╭─ INFORMATION GIVEN

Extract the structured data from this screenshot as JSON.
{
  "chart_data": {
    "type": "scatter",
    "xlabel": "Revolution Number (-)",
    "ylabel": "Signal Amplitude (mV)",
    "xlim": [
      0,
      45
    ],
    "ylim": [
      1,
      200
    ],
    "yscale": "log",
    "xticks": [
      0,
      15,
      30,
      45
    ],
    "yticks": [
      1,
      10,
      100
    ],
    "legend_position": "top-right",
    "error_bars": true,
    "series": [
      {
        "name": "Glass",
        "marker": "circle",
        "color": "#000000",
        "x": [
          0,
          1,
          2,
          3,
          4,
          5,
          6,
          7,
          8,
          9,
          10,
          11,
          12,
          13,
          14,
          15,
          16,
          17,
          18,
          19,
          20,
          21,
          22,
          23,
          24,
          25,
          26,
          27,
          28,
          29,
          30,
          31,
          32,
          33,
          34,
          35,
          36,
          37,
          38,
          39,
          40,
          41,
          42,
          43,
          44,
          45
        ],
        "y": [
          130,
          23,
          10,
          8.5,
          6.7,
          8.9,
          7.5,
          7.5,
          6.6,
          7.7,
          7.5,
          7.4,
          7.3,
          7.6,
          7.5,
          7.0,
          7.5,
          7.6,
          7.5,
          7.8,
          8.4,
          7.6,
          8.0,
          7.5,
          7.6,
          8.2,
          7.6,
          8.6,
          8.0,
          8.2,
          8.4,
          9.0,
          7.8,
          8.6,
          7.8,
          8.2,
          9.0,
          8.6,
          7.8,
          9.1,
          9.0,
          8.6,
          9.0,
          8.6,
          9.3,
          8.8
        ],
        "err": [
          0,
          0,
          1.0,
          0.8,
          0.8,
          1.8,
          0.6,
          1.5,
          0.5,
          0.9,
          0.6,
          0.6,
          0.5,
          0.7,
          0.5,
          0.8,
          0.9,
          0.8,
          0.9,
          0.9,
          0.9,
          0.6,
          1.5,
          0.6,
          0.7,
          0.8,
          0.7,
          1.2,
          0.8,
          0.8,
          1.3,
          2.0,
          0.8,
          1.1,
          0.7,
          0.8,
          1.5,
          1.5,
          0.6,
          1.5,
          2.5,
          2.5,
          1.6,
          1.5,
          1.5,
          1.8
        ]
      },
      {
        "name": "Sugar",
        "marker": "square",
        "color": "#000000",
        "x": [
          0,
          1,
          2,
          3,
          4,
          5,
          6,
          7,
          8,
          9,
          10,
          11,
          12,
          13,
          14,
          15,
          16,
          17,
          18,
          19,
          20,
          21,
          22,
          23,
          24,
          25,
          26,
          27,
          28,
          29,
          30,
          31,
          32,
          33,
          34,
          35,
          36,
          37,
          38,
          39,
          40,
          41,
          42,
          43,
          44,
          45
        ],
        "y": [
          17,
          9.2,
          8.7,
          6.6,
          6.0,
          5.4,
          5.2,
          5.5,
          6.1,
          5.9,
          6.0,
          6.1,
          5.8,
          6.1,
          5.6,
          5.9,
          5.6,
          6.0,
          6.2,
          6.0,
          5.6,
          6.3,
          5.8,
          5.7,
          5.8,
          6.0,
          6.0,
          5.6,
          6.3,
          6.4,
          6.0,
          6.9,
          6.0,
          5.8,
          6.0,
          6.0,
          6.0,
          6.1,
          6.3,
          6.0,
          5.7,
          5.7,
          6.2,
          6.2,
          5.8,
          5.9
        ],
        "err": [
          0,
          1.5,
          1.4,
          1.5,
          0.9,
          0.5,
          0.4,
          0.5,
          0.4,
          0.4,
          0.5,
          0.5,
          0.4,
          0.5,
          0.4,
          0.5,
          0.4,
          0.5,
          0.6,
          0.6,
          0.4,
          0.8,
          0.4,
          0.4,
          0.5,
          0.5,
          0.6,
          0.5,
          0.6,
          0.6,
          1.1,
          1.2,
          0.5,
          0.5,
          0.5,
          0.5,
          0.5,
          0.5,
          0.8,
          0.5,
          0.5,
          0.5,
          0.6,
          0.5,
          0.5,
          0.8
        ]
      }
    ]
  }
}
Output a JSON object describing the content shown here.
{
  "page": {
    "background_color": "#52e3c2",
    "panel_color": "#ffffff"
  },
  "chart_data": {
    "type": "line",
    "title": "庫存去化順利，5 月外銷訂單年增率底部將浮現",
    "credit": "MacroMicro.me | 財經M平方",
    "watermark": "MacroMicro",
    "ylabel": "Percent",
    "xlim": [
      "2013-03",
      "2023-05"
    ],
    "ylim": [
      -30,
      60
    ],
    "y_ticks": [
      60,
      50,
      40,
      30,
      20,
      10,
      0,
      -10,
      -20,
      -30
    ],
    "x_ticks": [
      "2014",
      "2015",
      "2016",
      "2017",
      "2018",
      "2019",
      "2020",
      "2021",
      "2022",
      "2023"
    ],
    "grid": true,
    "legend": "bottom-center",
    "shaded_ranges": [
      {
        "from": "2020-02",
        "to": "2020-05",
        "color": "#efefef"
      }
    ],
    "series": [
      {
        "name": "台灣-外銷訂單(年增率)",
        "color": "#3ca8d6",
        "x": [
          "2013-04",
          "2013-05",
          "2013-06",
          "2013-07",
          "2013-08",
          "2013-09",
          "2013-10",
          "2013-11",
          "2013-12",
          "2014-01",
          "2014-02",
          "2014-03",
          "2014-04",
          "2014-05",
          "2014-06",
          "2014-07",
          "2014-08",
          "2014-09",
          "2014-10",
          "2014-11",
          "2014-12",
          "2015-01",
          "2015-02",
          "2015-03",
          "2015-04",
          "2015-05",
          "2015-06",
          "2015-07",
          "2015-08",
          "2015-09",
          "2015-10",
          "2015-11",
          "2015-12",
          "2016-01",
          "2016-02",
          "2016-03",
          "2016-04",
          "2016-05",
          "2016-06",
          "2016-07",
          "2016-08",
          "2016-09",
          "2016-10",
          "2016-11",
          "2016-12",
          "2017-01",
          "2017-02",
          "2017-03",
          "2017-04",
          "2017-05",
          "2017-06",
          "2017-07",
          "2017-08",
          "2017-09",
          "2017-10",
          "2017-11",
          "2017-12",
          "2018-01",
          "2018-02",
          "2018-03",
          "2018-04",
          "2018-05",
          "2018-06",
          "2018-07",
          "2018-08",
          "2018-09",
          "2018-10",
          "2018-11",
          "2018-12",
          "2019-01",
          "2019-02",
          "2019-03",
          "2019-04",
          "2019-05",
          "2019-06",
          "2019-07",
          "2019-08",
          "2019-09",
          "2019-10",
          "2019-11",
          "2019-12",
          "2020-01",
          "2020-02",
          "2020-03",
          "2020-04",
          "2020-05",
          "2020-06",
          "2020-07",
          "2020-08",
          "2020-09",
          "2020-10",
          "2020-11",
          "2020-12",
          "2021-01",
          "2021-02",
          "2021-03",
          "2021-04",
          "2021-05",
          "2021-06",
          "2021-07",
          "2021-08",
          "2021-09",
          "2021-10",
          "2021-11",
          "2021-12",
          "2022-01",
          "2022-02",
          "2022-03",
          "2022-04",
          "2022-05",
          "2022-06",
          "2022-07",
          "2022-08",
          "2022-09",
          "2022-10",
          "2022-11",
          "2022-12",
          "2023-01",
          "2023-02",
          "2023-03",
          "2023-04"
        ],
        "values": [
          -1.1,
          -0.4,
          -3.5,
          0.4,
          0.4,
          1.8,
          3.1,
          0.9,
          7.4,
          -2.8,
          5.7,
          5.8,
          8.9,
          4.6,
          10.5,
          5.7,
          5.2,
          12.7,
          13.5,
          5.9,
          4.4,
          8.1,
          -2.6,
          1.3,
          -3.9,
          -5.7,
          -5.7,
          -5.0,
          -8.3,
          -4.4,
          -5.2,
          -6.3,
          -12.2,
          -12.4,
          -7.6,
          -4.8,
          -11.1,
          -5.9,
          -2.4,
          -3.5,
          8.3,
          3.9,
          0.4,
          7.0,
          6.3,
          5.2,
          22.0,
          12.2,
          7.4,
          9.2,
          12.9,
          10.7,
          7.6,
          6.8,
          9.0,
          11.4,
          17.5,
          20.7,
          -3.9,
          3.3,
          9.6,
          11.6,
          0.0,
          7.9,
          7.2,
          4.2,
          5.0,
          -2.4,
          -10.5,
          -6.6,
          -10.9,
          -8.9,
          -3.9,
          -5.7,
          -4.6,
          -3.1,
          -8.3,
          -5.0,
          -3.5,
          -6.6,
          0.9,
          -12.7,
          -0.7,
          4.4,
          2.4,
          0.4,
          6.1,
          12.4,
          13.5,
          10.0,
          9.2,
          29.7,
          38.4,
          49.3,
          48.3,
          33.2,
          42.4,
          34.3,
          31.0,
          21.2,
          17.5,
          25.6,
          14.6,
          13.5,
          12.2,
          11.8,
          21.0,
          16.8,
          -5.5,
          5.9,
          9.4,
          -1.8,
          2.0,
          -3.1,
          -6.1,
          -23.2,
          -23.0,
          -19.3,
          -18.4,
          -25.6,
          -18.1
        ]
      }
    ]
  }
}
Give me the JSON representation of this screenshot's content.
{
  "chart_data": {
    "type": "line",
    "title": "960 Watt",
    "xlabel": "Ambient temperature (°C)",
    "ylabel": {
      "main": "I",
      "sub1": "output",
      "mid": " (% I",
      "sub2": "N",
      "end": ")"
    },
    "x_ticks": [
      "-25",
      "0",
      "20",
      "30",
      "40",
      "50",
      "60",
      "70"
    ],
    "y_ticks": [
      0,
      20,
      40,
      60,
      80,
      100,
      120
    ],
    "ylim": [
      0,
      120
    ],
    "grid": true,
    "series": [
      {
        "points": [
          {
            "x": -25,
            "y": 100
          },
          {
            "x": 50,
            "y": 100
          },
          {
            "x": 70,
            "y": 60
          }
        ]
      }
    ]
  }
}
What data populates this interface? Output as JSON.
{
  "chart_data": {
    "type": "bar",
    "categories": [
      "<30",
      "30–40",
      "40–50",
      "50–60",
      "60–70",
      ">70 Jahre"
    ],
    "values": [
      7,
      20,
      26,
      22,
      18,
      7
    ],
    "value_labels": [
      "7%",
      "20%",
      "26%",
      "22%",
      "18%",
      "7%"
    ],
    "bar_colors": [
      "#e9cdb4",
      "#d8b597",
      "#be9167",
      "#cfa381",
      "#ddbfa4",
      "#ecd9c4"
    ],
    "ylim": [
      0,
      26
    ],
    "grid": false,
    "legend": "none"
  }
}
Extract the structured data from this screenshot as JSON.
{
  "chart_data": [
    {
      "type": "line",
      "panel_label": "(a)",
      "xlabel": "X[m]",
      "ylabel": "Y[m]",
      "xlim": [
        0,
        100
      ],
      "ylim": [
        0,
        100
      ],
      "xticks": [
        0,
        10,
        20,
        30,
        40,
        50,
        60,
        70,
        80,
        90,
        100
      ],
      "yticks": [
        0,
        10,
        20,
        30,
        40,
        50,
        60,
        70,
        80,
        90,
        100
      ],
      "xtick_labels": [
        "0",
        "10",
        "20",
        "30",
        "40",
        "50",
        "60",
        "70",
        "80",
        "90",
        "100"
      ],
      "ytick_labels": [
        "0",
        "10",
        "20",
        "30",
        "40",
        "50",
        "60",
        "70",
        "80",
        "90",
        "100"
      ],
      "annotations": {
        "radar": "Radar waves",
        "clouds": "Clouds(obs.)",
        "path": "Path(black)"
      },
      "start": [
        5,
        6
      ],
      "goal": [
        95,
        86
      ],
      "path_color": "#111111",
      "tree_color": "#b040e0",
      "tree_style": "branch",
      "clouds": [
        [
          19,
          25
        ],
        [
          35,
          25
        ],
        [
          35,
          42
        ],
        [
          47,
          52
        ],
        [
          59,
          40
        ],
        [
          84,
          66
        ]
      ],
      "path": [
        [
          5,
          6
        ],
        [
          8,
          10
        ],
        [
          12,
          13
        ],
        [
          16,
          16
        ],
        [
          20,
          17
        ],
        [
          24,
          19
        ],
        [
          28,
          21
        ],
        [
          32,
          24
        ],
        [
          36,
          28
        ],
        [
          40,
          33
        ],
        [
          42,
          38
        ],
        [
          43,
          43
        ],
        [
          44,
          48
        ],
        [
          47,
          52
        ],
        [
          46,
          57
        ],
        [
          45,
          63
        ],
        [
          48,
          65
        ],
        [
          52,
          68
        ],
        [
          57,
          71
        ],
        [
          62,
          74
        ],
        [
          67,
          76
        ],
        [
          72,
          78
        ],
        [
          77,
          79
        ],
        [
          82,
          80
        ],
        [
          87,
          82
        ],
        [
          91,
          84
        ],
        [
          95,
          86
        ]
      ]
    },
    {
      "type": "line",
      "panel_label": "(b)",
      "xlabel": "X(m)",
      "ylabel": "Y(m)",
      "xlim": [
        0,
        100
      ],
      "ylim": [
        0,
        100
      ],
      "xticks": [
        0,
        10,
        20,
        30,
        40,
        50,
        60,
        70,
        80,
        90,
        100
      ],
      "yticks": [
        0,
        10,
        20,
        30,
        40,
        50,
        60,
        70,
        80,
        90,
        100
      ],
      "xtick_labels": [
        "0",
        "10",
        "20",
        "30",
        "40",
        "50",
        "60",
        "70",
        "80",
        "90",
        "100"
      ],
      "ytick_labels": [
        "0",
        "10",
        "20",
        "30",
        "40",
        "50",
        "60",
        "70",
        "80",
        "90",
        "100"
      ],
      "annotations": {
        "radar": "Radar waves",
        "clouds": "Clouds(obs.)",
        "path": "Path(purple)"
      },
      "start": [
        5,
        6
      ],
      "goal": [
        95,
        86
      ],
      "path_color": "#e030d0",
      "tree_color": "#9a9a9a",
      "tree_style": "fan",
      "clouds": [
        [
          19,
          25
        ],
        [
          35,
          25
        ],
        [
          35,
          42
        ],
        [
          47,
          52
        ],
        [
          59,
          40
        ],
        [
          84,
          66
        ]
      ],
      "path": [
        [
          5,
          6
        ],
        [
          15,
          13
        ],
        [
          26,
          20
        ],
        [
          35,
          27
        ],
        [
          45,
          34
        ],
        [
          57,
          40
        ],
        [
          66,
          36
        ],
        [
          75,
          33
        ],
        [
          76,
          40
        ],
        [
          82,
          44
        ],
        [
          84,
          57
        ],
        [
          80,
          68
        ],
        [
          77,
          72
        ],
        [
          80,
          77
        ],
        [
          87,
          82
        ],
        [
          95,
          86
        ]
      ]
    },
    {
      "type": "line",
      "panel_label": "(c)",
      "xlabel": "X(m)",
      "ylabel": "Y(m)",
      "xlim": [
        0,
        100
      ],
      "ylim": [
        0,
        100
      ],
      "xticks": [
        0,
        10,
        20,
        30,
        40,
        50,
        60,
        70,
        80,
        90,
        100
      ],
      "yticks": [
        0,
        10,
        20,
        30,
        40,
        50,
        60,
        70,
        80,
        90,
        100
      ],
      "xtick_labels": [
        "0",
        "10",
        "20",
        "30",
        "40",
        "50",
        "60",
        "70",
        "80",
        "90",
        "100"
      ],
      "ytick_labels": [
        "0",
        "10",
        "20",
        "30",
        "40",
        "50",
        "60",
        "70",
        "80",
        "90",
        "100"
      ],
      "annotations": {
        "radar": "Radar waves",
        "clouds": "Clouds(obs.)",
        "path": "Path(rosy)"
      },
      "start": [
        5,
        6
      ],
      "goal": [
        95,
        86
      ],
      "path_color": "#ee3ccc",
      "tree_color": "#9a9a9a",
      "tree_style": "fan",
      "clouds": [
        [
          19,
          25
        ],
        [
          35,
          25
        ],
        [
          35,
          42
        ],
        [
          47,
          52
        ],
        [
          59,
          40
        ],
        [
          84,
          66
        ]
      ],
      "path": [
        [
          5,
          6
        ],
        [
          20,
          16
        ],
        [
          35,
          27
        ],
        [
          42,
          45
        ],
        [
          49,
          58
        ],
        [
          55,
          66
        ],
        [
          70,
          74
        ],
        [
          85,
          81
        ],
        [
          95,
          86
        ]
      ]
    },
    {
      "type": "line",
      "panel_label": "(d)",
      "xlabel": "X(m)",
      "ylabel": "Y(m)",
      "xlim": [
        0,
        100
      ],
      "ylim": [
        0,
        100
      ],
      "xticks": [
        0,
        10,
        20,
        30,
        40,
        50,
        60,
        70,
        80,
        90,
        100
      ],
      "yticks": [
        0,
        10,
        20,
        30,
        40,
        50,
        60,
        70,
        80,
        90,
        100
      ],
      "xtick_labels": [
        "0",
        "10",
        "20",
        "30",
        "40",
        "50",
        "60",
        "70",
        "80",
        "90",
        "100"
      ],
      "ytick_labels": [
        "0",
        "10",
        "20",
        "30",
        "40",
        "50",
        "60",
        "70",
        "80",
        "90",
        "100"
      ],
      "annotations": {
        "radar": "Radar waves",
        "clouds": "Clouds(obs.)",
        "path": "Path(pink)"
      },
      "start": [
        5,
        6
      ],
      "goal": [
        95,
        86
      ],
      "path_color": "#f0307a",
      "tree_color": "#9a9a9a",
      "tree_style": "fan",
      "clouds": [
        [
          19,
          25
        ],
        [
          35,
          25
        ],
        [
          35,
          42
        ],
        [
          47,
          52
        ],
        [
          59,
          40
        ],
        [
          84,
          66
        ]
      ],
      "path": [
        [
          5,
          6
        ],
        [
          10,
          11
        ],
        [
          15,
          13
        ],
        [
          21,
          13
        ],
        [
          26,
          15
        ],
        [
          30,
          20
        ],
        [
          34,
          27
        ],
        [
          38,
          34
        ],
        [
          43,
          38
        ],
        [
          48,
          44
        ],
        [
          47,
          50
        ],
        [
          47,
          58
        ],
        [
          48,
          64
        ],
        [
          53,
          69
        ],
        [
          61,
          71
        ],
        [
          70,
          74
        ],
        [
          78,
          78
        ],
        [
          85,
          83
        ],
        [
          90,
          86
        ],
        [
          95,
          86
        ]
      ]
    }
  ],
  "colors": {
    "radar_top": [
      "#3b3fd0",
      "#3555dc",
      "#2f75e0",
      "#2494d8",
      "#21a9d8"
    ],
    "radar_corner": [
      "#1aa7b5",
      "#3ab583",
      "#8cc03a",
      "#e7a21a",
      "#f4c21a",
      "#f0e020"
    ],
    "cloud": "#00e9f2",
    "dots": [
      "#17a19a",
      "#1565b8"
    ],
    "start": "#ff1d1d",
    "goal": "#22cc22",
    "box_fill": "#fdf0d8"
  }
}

╰─

CHALLENGE:
Pull out each line of the entries that contains "content".

RESULT FOR THIS EXERCISE:
Output a JSON object describing the content shown here.
Give me the JSON representation of this screenshot's content.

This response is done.